Data.
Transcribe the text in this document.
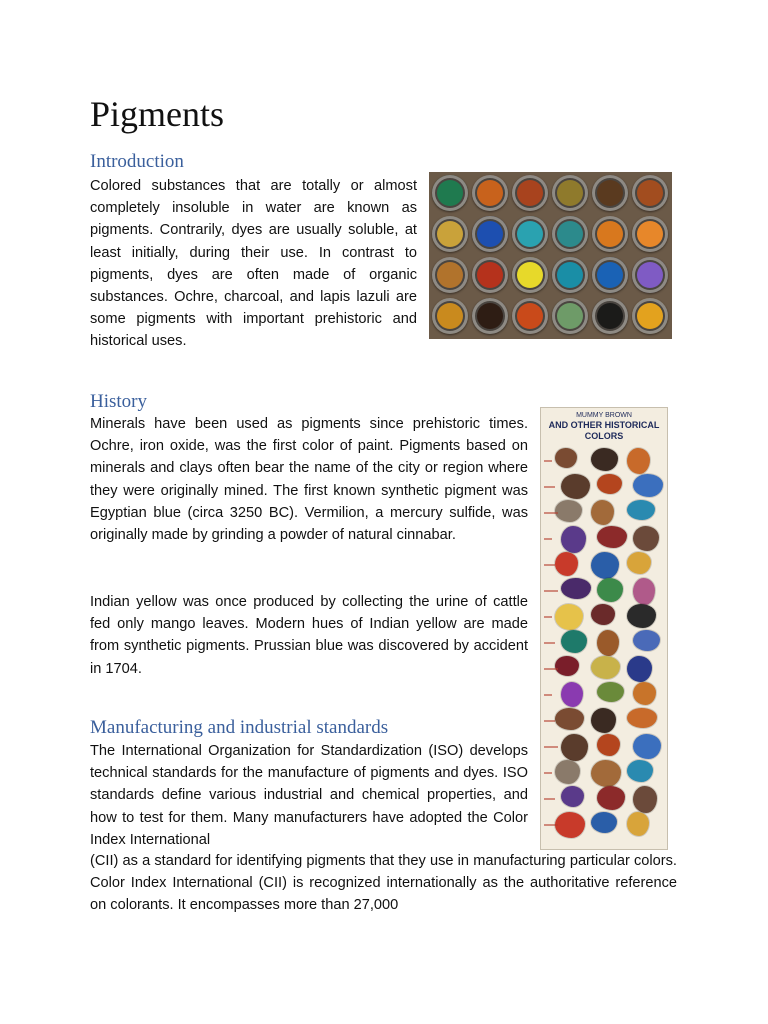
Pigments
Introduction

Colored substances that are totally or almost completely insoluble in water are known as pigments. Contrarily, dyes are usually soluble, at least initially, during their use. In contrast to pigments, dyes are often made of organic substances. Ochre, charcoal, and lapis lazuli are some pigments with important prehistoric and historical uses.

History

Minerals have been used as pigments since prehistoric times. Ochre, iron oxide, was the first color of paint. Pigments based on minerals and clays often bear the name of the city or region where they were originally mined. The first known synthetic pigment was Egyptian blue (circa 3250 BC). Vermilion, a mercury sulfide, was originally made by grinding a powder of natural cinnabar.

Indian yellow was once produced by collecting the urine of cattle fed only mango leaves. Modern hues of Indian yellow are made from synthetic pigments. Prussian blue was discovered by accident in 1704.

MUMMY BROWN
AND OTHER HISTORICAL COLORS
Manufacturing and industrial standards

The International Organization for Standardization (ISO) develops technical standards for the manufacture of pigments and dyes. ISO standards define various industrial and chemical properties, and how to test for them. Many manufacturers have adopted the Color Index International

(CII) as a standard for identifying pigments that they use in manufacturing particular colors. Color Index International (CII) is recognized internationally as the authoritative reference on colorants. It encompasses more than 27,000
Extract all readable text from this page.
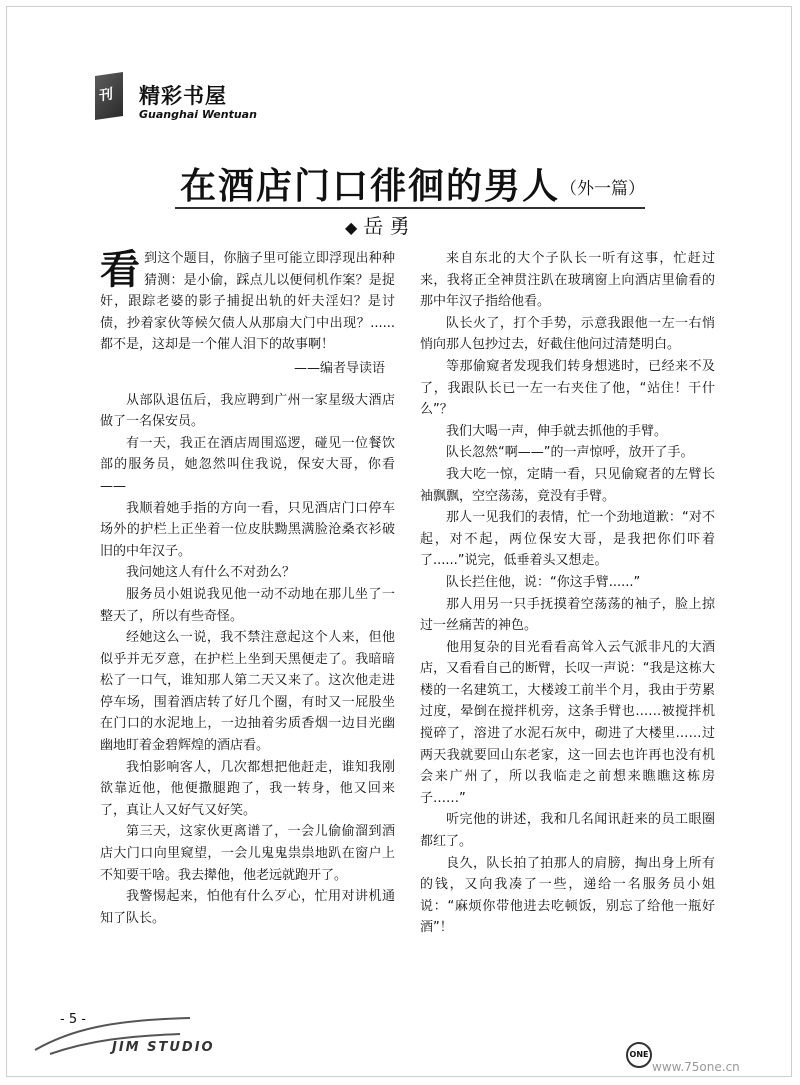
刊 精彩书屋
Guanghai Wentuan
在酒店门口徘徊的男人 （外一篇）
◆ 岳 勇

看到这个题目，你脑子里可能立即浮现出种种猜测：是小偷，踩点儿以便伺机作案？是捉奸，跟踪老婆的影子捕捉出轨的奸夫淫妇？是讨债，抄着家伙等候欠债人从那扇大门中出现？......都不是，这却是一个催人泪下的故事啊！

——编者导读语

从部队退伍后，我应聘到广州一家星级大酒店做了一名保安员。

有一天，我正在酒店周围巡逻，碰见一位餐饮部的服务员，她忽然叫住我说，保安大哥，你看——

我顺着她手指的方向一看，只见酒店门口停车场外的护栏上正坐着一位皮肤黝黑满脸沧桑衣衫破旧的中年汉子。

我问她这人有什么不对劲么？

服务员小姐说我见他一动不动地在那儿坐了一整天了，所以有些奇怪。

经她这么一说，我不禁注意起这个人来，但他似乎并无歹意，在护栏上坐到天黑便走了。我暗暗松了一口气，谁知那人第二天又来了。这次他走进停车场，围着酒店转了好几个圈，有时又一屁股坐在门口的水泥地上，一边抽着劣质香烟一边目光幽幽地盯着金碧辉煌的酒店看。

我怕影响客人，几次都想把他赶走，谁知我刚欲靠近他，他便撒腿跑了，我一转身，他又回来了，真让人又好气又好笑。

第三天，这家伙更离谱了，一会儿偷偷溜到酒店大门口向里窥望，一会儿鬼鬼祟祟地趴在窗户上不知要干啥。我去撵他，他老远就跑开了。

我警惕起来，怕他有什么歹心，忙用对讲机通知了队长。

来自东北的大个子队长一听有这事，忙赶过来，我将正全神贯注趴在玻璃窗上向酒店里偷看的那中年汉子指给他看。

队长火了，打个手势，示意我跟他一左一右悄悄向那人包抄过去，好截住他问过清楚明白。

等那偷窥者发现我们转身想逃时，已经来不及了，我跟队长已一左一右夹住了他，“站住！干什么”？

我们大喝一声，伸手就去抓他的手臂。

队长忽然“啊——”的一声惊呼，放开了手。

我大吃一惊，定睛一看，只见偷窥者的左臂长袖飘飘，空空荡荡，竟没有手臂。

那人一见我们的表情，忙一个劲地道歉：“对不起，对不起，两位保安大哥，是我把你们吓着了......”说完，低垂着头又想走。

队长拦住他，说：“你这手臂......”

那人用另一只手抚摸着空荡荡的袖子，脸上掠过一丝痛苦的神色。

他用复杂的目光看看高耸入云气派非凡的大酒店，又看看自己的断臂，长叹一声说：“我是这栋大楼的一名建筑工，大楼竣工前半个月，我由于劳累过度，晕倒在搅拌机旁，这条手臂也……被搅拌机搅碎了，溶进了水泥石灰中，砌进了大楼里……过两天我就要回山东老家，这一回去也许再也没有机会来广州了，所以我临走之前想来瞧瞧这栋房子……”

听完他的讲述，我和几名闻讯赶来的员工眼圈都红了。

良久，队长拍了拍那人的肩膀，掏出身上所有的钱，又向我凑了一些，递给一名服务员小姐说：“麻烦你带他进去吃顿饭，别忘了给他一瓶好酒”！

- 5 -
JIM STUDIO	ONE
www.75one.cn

* * *

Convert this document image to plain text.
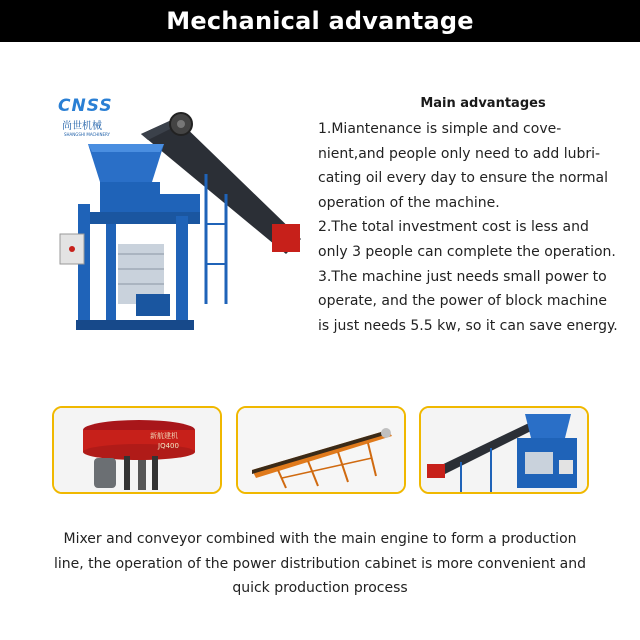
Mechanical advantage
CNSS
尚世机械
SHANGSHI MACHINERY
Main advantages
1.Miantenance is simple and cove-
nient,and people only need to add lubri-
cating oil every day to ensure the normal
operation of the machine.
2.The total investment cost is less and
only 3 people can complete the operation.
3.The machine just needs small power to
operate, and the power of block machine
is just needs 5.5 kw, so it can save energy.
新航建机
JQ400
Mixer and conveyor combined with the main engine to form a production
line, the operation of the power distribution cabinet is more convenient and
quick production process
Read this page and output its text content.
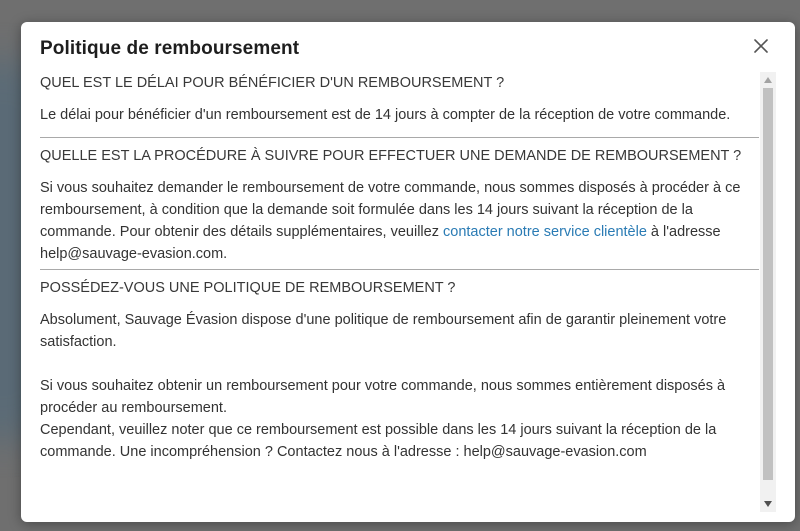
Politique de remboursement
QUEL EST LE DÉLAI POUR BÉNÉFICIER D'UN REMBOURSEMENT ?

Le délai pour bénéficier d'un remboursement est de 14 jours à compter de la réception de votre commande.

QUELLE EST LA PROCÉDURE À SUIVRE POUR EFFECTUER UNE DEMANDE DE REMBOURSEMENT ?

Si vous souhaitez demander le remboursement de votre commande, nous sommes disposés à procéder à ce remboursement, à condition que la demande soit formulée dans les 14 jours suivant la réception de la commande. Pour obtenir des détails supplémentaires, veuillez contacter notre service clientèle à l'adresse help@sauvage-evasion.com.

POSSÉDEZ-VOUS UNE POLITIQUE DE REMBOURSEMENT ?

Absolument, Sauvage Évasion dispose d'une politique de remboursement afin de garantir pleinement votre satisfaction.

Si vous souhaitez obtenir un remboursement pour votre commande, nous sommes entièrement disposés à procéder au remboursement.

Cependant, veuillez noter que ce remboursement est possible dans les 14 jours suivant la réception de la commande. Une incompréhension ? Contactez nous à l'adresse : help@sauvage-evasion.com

Stated exercise.
Copy out each line of the entries that holds "just".

Finished answer.
3.The machine just needs small power to
is just needs 5.5 kw, so it can save energy.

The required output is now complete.